--- Start of MATERIAL SUPPLIED ---
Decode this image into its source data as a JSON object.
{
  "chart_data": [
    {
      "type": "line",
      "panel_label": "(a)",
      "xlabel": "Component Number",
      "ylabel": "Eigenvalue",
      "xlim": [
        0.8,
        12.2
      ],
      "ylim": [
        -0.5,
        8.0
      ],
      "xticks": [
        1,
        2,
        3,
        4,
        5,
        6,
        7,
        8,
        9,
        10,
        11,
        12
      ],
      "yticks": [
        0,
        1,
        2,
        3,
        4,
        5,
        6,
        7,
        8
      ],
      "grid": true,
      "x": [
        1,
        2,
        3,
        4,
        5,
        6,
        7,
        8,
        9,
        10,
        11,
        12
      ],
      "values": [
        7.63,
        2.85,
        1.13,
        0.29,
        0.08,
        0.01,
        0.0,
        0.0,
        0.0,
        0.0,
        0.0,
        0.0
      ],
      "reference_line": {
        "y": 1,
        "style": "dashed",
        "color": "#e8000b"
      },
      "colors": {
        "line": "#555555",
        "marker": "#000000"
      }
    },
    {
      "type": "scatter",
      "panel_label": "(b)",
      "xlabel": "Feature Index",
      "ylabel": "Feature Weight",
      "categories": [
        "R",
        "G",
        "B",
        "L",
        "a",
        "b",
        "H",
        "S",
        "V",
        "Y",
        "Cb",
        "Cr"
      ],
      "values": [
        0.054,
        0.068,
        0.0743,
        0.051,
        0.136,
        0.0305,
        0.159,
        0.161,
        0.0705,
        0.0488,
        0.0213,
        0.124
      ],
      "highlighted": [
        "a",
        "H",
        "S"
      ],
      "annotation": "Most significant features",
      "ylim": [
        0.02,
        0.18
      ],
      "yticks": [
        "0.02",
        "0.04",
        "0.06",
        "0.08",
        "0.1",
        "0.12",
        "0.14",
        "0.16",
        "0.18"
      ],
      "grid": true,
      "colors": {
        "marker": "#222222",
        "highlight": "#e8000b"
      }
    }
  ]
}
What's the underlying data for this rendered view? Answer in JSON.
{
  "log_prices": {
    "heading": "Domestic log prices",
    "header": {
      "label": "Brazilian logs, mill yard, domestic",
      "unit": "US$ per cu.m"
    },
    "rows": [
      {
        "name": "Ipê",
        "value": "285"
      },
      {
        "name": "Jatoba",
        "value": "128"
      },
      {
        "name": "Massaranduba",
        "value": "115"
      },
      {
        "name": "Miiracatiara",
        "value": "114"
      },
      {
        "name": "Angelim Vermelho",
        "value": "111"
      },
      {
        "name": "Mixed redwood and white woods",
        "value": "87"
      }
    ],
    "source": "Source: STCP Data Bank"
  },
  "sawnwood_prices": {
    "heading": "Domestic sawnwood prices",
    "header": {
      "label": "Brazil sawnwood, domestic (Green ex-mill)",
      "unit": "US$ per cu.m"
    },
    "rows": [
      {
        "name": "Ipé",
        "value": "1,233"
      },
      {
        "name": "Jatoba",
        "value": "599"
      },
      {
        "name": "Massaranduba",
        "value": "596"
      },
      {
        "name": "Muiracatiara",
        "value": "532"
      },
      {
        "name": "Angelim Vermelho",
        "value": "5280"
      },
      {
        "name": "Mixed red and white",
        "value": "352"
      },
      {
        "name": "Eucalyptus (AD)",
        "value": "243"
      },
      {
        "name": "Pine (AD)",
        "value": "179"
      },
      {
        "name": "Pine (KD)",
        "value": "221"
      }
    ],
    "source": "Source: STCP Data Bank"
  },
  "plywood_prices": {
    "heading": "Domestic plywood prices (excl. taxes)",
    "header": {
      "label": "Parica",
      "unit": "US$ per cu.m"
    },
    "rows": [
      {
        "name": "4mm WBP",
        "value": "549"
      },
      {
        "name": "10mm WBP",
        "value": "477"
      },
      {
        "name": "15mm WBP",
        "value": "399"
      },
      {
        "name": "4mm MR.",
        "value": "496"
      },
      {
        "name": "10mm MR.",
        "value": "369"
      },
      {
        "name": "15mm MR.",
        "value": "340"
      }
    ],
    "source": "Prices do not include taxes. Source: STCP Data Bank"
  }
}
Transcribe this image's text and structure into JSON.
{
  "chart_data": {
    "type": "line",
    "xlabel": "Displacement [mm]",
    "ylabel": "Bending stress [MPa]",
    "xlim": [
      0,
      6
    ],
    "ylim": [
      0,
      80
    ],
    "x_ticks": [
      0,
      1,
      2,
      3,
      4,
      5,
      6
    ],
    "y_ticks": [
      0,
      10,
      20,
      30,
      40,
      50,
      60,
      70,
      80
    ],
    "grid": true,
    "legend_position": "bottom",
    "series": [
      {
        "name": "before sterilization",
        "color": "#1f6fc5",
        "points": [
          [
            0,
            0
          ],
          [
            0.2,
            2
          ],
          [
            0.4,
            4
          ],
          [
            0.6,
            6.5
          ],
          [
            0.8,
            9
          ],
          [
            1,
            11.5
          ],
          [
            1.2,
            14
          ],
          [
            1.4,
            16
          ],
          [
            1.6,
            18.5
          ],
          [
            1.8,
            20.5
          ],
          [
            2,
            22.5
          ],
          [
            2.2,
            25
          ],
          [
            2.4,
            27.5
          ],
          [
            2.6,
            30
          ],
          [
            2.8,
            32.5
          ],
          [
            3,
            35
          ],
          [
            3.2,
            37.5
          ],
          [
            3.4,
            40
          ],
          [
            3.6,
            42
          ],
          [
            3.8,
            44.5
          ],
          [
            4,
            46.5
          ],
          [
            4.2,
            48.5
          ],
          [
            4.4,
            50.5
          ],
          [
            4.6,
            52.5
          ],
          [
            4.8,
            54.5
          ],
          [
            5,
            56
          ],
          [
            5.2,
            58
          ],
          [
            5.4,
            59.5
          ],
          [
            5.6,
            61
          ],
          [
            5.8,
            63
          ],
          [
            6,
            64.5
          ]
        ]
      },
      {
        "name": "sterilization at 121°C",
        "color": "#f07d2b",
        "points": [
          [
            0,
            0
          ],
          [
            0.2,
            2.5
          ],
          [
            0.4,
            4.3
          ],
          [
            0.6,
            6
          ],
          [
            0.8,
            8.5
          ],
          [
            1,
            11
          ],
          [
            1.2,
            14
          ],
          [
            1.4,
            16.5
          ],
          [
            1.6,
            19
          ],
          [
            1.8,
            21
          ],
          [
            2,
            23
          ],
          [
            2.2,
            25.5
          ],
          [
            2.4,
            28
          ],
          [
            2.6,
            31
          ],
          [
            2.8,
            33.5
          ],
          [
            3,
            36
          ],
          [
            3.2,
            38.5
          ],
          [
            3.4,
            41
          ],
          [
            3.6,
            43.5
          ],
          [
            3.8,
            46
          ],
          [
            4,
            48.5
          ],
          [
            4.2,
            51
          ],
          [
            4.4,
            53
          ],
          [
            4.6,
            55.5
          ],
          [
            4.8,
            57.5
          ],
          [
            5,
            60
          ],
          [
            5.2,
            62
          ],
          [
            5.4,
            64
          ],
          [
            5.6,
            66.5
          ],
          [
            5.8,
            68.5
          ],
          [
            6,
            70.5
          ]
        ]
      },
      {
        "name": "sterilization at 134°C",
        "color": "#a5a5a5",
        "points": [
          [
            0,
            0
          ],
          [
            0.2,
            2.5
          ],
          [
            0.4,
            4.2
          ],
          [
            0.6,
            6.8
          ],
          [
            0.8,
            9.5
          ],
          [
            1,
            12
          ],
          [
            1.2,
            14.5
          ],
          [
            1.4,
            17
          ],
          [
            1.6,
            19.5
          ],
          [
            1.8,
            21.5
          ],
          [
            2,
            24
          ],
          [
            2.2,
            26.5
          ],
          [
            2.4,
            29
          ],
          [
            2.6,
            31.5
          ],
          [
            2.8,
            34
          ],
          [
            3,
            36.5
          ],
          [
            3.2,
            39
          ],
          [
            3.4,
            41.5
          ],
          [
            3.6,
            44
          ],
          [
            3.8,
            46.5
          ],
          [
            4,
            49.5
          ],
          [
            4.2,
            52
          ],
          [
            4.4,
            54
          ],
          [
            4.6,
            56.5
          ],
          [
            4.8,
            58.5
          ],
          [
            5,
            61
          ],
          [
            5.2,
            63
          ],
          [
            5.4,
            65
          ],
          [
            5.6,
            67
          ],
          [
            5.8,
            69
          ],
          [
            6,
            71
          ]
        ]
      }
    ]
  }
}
--- End of MATERIAL SUPPLIED ---
[WHAT THE TASK REQUIRES]: Examine the listing and say how many of its lines contain the string "white". Give the number alone.

[THE RESPONSE]: 2